DO THIS: Retype the material below. Keep every word exactly as it is.

** start of MATERIAL SUPPLIED **

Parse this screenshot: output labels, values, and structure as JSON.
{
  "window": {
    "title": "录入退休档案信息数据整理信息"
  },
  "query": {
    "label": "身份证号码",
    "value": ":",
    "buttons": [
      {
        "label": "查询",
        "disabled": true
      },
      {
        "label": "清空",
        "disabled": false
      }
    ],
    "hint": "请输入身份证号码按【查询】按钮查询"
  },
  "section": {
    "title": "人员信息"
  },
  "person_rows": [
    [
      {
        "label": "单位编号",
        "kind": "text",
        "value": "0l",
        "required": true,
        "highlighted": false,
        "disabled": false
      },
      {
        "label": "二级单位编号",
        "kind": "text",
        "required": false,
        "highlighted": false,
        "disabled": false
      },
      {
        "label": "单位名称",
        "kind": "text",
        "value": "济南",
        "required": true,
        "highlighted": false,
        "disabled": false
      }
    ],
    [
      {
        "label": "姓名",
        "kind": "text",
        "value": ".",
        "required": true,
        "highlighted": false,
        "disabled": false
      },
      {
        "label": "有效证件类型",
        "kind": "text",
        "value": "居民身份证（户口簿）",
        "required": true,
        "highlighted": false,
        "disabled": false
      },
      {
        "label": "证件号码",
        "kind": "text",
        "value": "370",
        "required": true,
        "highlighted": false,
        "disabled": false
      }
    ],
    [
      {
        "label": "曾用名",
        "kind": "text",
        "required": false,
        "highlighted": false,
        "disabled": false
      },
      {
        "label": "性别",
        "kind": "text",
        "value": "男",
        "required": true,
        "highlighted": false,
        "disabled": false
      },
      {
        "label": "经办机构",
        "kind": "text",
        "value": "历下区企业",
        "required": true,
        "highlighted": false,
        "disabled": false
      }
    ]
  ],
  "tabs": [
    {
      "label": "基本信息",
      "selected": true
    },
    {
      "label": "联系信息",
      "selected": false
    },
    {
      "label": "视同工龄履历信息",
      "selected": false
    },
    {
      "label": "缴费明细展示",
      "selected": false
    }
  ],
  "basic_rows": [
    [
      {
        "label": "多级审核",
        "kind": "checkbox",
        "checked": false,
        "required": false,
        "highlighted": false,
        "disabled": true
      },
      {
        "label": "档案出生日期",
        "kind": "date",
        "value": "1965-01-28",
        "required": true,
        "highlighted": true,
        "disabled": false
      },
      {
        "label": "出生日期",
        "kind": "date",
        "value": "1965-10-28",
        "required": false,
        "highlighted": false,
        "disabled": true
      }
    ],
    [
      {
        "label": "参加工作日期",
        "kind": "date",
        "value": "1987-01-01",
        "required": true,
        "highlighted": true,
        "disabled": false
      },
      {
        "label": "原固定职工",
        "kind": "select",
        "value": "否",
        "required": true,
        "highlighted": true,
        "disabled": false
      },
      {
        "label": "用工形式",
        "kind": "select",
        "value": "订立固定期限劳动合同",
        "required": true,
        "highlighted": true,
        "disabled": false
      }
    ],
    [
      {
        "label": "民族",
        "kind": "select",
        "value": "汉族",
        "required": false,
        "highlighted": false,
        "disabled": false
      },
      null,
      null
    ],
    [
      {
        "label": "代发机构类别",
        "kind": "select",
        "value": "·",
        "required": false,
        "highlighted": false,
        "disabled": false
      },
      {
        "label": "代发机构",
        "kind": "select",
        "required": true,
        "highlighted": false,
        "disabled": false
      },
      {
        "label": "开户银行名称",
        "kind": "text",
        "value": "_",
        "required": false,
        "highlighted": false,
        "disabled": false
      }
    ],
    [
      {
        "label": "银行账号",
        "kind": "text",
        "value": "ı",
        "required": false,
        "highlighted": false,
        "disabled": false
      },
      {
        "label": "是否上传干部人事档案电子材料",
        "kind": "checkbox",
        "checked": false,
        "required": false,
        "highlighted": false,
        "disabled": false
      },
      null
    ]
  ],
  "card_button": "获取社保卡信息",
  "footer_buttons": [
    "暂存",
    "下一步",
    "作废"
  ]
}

** end of MATERIAL SUPPLIED **

WRITTEN SOLUTION:
Parse this screenshot: output labels, values, and structure as JSON.
{
  "window": {
    "title": "录入退休档案信息数据整理信息"
  },
  "query": {
    "label": "身份证号码",
    "value": ":",
    "buttons": [
      {
        "label": "查询",
        "disabled": true
      },
      {
        "label": "清空",
        "disabled": false
      }
    ],
    "hint": "请输入身份证号码按【查询】按钮查询"
  },
  "section": {
    "title": "人员信息"
  },
  "person_rows": [
    [
      {
        "label": "单位编号",
        "kind": "text",
        "value": "0l",
        "required": true,
        "highlighted": false,
        "disabled": false
      },
      {
        "label": "二级单位编号",
        "kind": "text",
        "required": false,
        "highlighted": false,
        "disabled": false
      },
      {
        "label": "单位名称",
        "kind": "text",
        "value": "济南",
        "required": true,
        "highlighted": false,
        "disabled": false
      }
    ],
    [
      {
        "label": "姓名",
        "kind": "text",
        "value": ".",
        "required": true,
        "highlighted": false,
        "disabled": false
      },
      {
        "label": "有效证件类型",
        "kind": "text",
        "value": "居民身份证（户口簿）",
        "required": true,
        "highlighted": false,
        "disabled": false
      },
      {
        "label": "证件号码",
        "kind": "text",
        "value": "370",
        "required": true,
        "highlighted": false,
        "disabled": false
      }
    ],
    [
      {
        "label": "曾用名",
        "kind": "text",
        "required": false,
        "highlighted": false,
        "disabled": false
      },
      {
        "label": "性别",
        "kind": "text",
        "value": "男",
        "required": true,
        "highlighted": false,
        "disabled": false
      },
      {
        "label": "经办机构",
        "kind": "text",
        "value": "历下区企业",
        "required": true,
        "highlighted": false,
        "disabled": false
      }
    ]
  ],
  "tabs": [
    {
      "label": "基本信息",
      "selected": true
    },
    {
      "label": "联系信息",
      "selected": false
    },
    {
      "label": "视同工龄履历信息",
      "selected": false
    },
    {
      "label": "缴费明细展示",
      "selected": false
    }
  ],
  "basic_rows": [
    [
      {
        "label": "多级审核",
        "kind": "checkbox",
        "checked": false,
        "required": false,
        "highlighted": false,
        "disabled": true
      },
      {
        "label": "档案出生日期",
        "kind": "date",
        "value": "1965-01-28",
        "required": true,
        "highlighted": true,
        "disabled": false
      },
      {
        "label": "出生日期",
        "kind": "date",
        "value": "1965-10-28",
        "required": false,
        "highlighted": false,
        "disabled": true
      }
    ],
    [
      {
        "label": "参加工作日期",
        "kind": "date",
        "value": "1987-01-01",
        "required": true,
        "highlighted": true,
        "disabled": false
      },
      {
        "label": "原固定职工",
        "kind": "select",
        "value": "否",
        "required": true,
        "highlighted": true,
        "disabled": false
      },
      {
        "label": "用工形式",
        "kind": "select",
        "value": "订立固定期限劳动合同",
        "required": true,
        "highlighted": true,
        "disabled": false
      }
    ],
    [
      {
        "label": "民族",
        "kind": "select",
        "value": "汉族",
        "required": false,
        "highlighted": false,
        "disabled": false
      },
      null,
      null
    ],
    [
      {
        "label": "代发机构类别",
        "kind": "select",
        "value": "·",
        "required": false,
        "highlighted": false,
        "disabled": false
      },
      {
        "label": "代发机构",
        "kind": "select",
        "required": true,
        "highlighted": false,
        "disabled": false
      },
      {
        "label": "开户银行名称",
        "kind": "text",
        "value": "_",
        "required": false,
        "highlighted": false,
        "disabled": false
      }
    ],
    [
      {
        "label": "银行账号",
        "kind": "text",
        "value": "ı",
        "required": false,
        "highlighted": false,
        "disabled": false
      },
      {
        "label": "是否上传干部人事档案电子材料",
        "kind": "checkbox",
        "checked": false,
        "required": false,
        "highlighted": false,
        "disabled": false
      },
      null
    ]
  ],
  "card_button": "获取社保卡信息",
  "footer_buttons": [
    "暂存",
    "下一步",
    "作废"
  ]
}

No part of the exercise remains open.